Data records
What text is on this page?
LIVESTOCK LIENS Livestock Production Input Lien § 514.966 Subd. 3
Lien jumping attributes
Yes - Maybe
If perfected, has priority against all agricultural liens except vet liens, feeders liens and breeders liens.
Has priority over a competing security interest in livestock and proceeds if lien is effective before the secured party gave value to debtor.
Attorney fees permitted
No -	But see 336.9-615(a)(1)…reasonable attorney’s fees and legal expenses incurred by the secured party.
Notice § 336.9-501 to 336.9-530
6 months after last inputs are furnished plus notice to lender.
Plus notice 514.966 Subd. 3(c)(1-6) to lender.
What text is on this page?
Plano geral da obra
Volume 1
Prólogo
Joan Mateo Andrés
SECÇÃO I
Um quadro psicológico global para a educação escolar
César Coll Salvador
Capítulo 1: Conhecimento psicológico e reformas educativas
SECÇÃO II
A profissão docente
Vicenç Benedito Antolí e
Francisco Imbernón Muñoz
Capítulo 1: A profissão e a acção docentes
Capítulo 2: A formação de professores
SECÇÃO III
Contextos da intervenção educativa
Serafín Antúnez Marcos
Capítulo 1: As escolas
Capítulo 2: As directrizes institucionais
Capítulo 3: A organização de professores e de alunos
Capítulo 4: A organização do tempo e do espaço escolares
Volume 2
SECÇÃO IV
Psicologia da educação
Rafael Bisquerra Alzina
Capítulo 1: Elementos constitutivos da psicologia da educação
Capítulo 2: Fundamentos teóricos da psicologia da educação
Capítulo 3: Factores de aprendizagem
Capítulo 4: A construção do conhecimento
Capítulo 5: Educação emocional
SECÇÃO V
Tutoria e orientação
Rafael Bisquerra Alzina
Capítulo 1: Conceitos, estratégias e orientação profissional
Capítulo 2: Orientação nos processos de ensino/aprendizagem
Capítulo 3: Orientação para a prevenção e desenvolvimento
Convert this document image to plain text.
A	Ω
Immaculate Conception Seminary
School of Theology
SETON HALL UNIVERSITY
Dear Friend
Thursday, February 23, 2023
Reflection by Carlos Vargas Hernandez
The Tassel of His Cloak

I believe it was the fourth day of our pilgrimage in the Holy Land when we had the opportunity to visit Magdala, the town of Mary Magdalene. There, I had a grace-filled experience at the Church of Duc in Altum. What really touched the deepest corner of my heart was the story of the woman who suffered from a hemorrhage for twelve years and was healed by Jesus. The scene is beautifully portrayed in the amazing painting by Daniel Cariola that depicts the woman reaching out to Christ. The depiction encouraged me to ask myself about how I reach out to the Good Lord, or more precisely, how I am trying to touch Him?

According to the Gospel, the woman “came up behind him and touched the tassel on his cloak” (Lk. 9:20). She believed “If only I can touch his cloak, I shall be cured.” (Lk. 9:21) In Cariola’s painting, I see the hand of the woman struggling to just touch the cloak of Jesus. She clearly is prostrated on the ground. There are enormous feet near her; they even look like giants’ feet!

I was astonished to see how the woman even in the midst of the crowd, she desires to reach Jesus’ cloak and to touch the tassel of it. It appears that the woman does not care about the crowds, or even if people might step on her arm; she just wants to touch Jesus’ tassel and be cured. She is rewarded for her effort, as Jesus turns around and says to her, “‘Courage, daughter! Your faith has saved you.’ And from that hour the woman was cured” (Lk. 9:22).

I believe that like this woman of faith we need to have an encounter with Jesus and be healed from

§ Exercise details: Set all of the entries down again, exactly as they were given.

§ Full response:
What text is on this page?
LIVESTOCK LIENS Livestock Production Input Lien § 514.966 Subd. 3
Lien jumping attributes
Yes - Maybe
If perfected, has priority against all agricultural liens except vet liens, feeders liens and breeders liens.
Has priority over a competing security interest in livestock and proceeds if lien is effective before the secured party gave value to debtor.
Attorney fees permitted
No -	But see 336.9-615(a)(1)…reasonable attorney’s fees and legal expenses incurred by the secured party.
Notice § 336.9-501 to 336.9-530
6 months after last inputs are furnished plus notice to lender.
Plus notice 514.966 Subd. 3(c)(1-6) to lender.
What text is on this page?
Plano geral da obra
Volume 1
Prólogo
Joan Mateo Andrés
SECÇÃO I
Um quadro psicológico global para a educação escolar
César Coll Salvador
Capítulo 1: Conhecimento psicológico e reformas educativas
SECÇÃO II
A profissão docente
Vicenç Benedito Antolí e
Francisco Imbernón Muñoz
Capítulo 1: A profissão e a acção docentes
Capítulo 2: A formação de professores
SECÇÃO III
Contextos da intervenção educativa
Serafín Antúnez Marcos
Capítulo 1: As escolas
Capítulo 2: As directrizes institucionais
Capítulo 3: A organização de professores e de alunos
Capítulo 4: A organização do tempo e do espaço escolares
Volume 2
SECÇÃO IV
Psicologia da educação
Rafael Bisquerra Alzina
Capítulo 1: Elementos constitutivos da psicologia da educação
Capítulo 2: Fundamentos teóricos da psicologia da educação
Capítulo 3: Factores de aprendizagem
Capítulo 4: A construção do conhecimento
Capítulo 5: Educação emocional
SECÇÃO V
Tutoria e orientação
Rafael Bisquerra Alzina
Capítulo 1: Conceitos, estratégias e orientação profissional
Capítulo 2: Orientação nos processos de ensino/aprendizagem
Capítulo 3: Orientação para a prevenção e desenvolvimento
Convert this document image to plain text.
A	Ω
Immaculate Conception Seminary
School of Theology
SETON HALL UNIVERSITY
Dear Friend
Thursday, February 23, 2023
Reflection by Carlos Vargas Hernandez
The Tassel of His Cloak

I believe it was the fourth day of our pilgrimage in the Holy Land when we had the opportunity to visit Magdala, the town of Mary Magdalene. There, I had a grace-filled experience at the Church of Duc in Altum. What really touched the deepest corner of my heart was the story of the woman who suffered from a hemorrhage for twelve years and was healed by Jesus. The scene is beautifully portrayed in the amazing painting by Daniel Cariola that depicts the woman reaching out to Christ. The depiction encouraged me to ask myself about how I reach out to the Good Lord, or more precisely, how I am trying to touch Him?

According to the Gospel, the woman “came up behind him and touched the tassel on his cloak” (Lk. 9:20). She believed “If only I can touch his cloak, I shall be cured.” (Lk. 9:21) In Cariola’s painting, I see the hand of the woman struggling to just touch the cloak of Jesus. She clearly is prostrated on the ground. There are enormous feet near her; they even look like giants’ feet!

I was astonished to see how the woman even in the midst of the crowd, she desires to reach Jesus’ cloak and to touch the tassel of it. It appears that the woman does not care about the crowds, or even if people might step on her arm; she just wants to touch Jesus’ tassel and be cured. She is rewarded for her effort, as Jesus turns around and says to her, “‘Courage, daughter! Your faith has saved you.’ And from that hour the woman was cured” (Lk. 9:22).

I believe that like this woman of faith we need to have an encounter with Jesus and be healed from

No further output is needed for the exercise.